**INSTRUCTIONS FOR THE TASK:**
Pictures do not belong in the copy; restate the records below word for word.

**SUPPLIED DATA:**

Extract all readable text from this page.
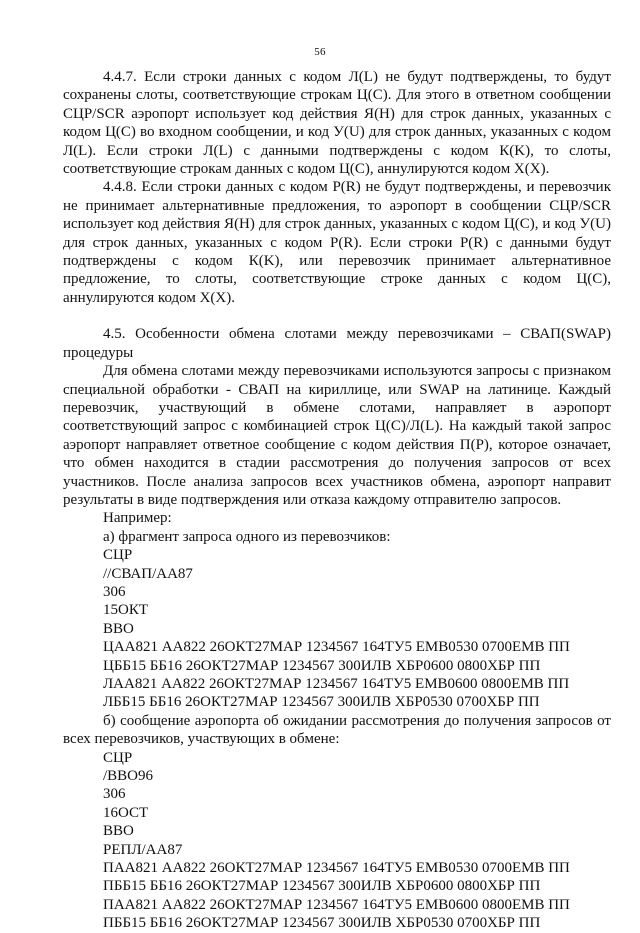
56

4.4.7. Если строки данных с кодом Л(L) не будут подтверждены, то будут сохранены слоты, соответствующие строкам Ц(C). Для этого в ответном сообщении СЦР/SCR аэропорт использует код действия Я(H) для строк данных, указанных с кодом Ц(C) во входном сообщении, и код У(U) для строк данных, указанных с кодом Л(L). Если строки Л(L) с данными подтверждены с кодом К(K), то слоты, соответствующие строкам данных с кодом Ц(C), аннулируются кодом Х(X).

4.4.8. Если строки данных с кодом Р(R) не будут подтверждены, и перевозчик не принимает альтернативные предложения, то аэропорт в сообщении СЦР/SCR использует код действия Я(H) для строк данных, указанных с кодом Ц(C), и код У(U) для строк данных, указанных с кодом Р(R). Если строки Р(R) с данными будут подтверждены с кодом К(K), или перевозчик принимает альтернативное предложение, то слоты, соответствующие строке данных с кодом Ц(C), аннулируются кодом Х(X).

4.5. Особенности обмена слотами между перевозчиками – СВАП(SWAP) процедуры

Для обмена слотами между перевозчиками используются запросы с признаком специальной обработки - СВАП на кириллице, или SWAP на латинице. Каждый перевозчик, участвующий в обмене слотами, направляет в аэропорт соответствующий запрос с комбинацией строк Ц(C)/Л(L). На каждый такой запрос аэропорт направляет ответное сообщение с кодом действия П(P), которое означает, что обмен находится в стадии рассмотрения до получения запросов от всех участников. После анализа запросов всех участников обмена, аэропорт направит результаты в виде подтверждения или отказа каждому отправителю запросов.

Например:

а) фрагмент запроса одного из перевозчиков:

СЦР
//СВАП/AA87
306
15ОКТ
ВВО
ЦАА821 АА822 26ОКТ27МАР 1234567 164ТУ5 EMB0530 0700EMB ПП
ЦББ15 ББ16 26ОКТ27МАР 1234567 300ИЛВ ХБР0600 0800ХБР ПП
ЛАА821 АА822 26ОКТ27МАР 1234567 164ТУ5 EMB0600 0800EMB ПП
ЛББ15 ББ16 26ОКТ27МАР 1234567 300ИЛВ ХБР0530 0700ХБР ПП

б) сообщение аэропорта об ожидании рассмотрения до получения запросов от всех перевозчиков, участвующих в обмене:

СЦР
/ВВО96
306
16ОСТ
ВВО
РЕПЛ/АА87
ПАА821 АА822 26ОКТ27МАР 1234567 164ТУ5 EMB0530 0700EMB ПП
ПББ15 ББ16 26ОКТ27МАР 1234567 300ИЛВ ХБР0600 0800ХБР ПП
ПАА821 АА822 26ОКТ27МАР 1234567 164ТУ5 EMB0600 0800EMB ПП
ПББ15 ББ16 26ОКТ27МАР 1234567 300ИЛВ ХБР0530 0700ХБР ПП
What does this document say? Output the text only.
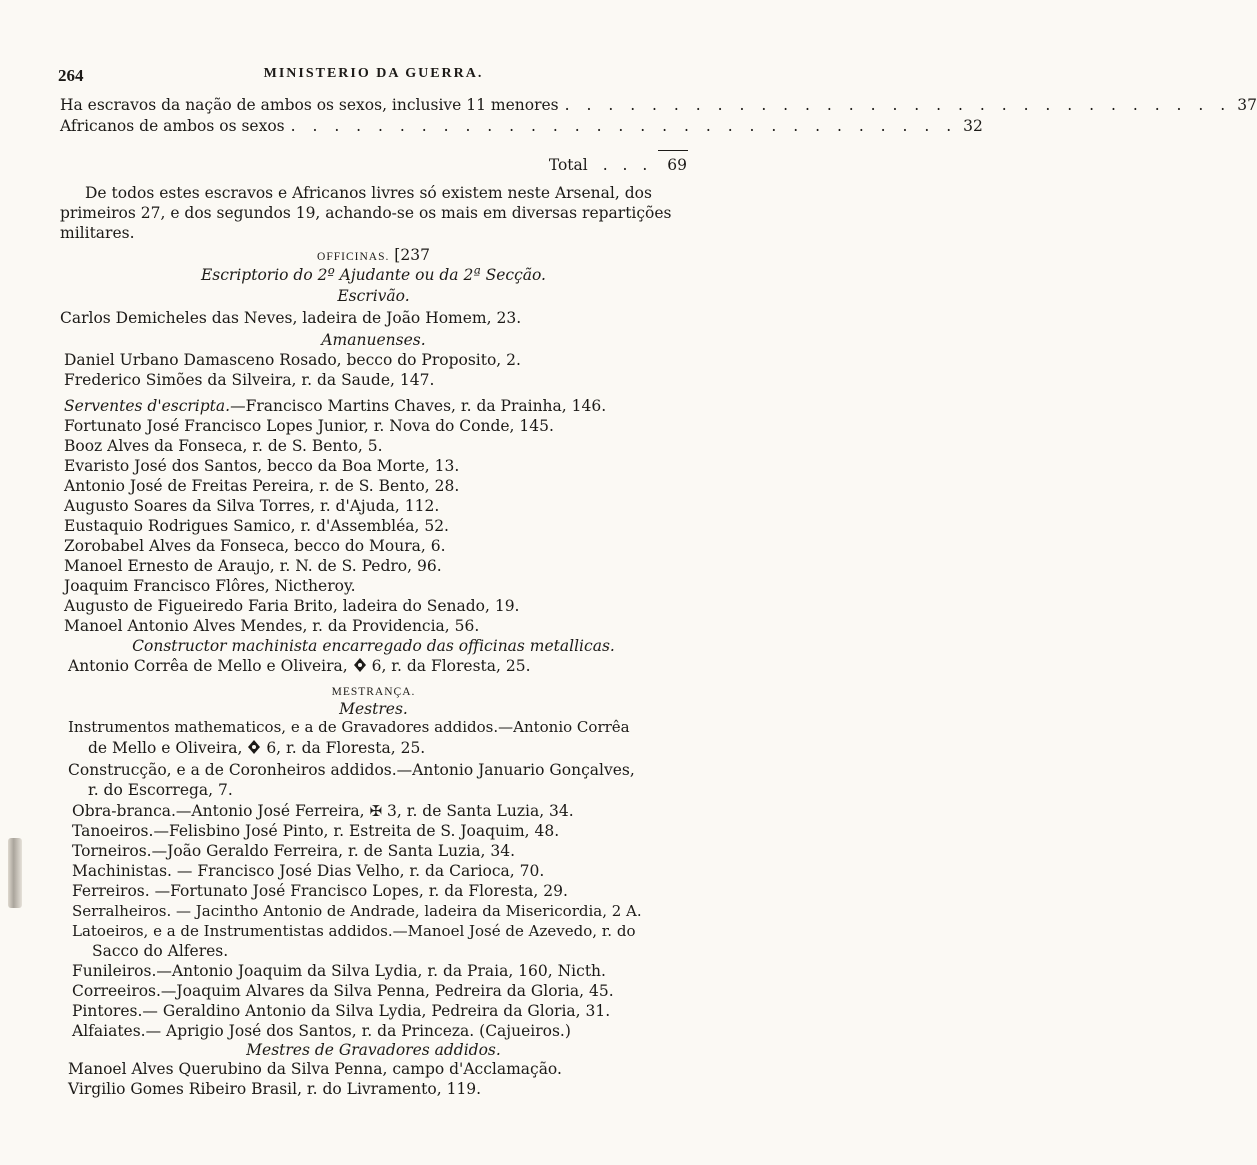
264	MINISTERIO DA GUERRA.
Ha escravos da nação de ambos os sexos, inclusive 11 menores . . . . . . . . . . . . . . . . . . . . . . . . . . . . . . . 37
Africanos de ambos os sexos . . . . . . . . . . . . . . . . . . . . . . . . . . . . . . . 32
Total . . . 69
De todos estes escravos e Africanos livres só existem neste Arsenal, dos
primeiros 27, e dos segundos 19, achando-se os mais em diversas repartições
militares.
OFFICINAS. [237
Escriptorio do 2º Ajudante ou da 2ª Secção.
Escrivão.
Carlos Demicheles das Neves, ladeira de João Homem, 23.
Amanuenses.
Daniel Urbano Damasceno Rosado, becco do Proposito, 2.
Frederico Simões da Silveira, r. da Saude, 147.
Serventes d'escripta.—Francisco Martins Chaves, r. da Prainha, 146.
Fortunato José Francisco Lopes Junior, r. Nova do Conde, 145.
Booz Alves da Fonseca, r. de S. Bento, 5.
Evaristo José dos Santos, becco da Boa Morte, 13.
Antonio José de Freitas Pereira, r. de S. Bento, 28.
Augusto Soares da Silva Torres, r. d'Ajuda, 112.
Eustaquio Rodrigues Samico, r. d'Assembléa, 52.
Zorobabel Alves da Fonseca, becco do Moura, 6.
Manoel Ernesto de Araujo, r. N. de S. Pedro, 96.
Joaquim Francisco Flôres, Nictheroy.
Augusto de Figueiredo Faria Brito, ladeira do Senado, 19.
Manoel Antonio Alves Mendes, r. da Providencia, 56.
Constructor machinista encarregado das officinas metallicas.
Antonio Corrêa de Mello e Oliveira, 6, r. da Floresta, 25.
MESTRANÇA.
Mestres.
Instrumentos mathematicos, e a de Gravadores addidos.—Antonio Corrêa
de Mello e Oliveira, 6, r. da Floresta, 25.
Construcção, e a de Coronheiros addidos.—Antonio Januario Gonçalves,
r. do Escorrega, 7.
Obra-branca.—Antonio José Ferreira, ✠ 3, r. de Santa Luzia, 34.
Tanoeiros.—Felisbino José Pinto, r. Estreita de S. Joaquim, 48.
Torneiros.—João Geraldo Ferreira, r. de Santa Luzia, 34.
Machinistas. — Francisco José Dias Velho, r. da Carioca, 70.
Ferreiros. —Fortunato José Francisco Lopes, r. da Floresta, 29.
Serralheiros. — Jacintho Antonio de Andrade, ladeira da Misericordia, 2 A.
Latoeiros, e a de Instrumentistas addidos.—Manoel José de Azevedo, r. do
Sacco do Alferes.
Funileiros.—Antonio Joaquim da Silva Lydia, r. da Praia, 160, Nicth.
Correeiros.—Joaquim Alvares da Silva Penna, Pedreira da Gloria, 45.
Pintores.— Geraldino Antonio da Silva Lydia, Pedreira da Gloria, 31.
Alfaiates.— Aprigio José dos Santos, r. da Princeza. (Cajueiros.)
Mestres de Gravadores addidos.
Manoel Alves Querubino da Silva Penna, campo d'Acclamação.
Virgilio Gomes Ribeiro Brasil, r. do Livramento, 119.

**FINISHED ANSWER:**
Extract all readable text from this page.
56

4.4.7. Если строки данных с кодом Л(L) не будут подтверждены, то будут сохранены слоты, соответствующие строкам Ц(C). Для этого в ответном сообщении СЦР/SCR аэропорт использует код действия Я(H) для строк данных, указанных с кодом Ц(C) во входном сообщении, и код У(U) для строк данных, указанных с кодом Л(L). Если строки Л(L) с данными подтверждены с кодом К(K), то слоты, соответствующие строкам данных с кодом Ц(C), аннулируются кодом Х(X).

4.4.8. Если строки данных с кодом Р(R) не будут подтверждены, и перевозчик не принимает альтернативные предложения, то аэропорт в сообщении СЦР/SCR использует код действия Я(H) для строк данных, указанных с кодом Ц(C), и код У(U) для строк данных, указанных с кодом Р(R). Если строки Р(R) с данными будут подтверждены с кодом К(K), или перевозчик принимает альтернативное предложение, то слоты, соответствующие строке данных с кодом Ц(C), аннулируются кодом Х(X).

4.5. Особенности обмена слотами между перевозчиками – СВАП(SWAP) процедуры

Для обмена слотами между перевозчиками используются запросы с признаком специальной обработки - СВАП на кириллице, или SWAP на латинице. Каждый перевозчик, участвующий в обмене слотами, направляет в аэропорт соответствующий запрос с комбинацией строк Ц(C)/Л(L). На каждый такой запрос аэропорт направляет ответное сообщение с кодом действия П(P), которое означает, что обмен находится в стадии рассмотрения до получения запросов от всех участников. После анализа запросов всех участников обмена, аэропорт направит результаты в виде подтверждения или отказа каждому отправителю запросов.

Например:

а) фрагмент запроса одного из перевозчиков:

СЦР
//СВАП/AA87
306
15ОКТ
ВВО
ЦАА821 АА822 26ОКТ27МАР 1234567 164ТУ5 EMB0530 0700EMB ПП
ЦББ15 ББ16 26ОКТ27МАР 1234567 300ИЛВ ХБР0600 0800ХБР ПП
ЛАА821 АА822 26ОКТ27МАР 1234567 164ТУ5 EMB0600 0800EMB ПП
ЛББ15 ББ16 26ОКТ27МАР 1234567 300ИЛВ ХБР0530 0700ХБР ПП

б) сообщение аэропорта об ожидании рассмотрения до получения запросов от всех перевозчиков, участвующих в обмене:

СЦР
/ВВО96
306
16ОСТ
ВВО
РЕПЛ/АА87
ПАА821 АА822 26ОКТ27МАР 1234567 164ТУ5 EMB0530 0700EMB ПП
ПББ15 ББ16 26ОКТ27МАР 1234567 300ИЛВ ХБР0600 0800ХБР ПП
ПАА821 АА822 26ОКТ27МАР 1234567 164ТУ5 EMB0600 0800EMB ПП
ПББ15 ББ16 26ОКТ27МАР 1234567 300ИЛВ ХБР0530 0700ХБР ПП
What does this document say? Output the text only.
264	MINISTERIO DA GUERRA.
Ha escravos da nação de ambos os sexos, inclusive 11 menores . . . . . . . . . . . . . . . . . . . . . . . . . . . . . . . 37
Africanos de ambos os sexos . . . . . . . . . . . . . . . . . . . . . . . . . . . . . . . 32
Total . . . 69
De todos estes escravos e Africanos livres só existem neste Arsenal, dos
primeiros 27, e dos segundos 19, achando-se os mais em diversas repartições
militares.
OFFICINAS. [237
Escriptorio do 2º Ajudante ou da 2ª Secção.
Escrivão.
Carlos Demicheles das Neves, ladeira de João Homem, 23.
Amanuenses.
Daniel Urbano Damasceno Rosado, becco do Proposito, 2.
Frederico Simões da Silveira, r. da Saude, 147.
Serventes d'escripta.—Francisco Martins Chaves, r. da Prainha, 146.
Fortunato José Francisco Lopes Junior, r. Nova do Conde, 145.
Booz Alves da Fonseca, r. de S. Bento, 5.
Evaristo José dos Santos, becco da Boa Morte, 13.
Antonio José de Freitas Pereira, r. de S. Bento, 28.
Augusto Soares da Silva Torres, r. d'Ajuda, 112.
Eustaquio Rodrigues Samico, r. d'Assembléa, 52.
Zorobabel Alves da Fonseca, becco do Moura, 6.
Manoel Ernesto de Araujo, r. N. de S. Pedro, 96.
Joaquim Francisco Flôres, Nictheroy.
Augusto de Figueiredo Faria Brito, ladeira do Senado, 19.
Manoel Antonio Alves Mendes, r. da Providencia, 56.
Constructor machinista encarregado das officinas metallicas.
Antonio Corrêa de Mello e Oliveira, 6, r. da Floresta, 25.
MESTRANÇA.
Mestres.
Instrumentos mathematicos, e a de Gravadores addidos.—Antonio Corrêa
de Mello e Oliveira, 6, r. da Floresta, 25.
Construcção, e a de Coronheiros addidos.—Antonio Januario Gonçalves,
r. do Escorrega, 7.
Obra-branca.—Antonio José Ferreira, ✠ 3, r. de Santa Luzia, 34.
Tanoeiros.—Felisbino José Pinto, r. Estreita de S. Joaquim, 48.
Torneiros.—João Geraldo Ferreira, r. de Santa Luzia, 34.
Machinistas. — Francisco José Dias Velho, r. da Carioca, 70.
Ferreiros. —Fortunato José Francisco Lopes, r. da Floresta, 29.
Serralheiros. — Jacintho Antonio de Andrade, ladeira da Misericordia, 2 A.
Latoeiros, e a de Instrumentistas addidos.—Manoel José de Azevedo, r. do
Sacco do Alferes.
Funileiros.—Antonio Joaquim da Silva Lydia, r. da Praia, 160, Nicth.
Correeiros.—Joaquim Alvares da Silva Penna, Pedreira da Gloria, 45.
Pintores.— Geraldino Antonio da Silva Lydia, Pedreira da Gloria, 31.
Alfaiates.— Aprigio José dos Santos, r. da Princeza. (Cajueiros.)
Mestres de Gravadores addidos.
Manoel Alves Querubino da Silva Penna, campo d'Acclamação.
Virgilio Gomes Ribeiro Brasil, r. do Livramento, 119.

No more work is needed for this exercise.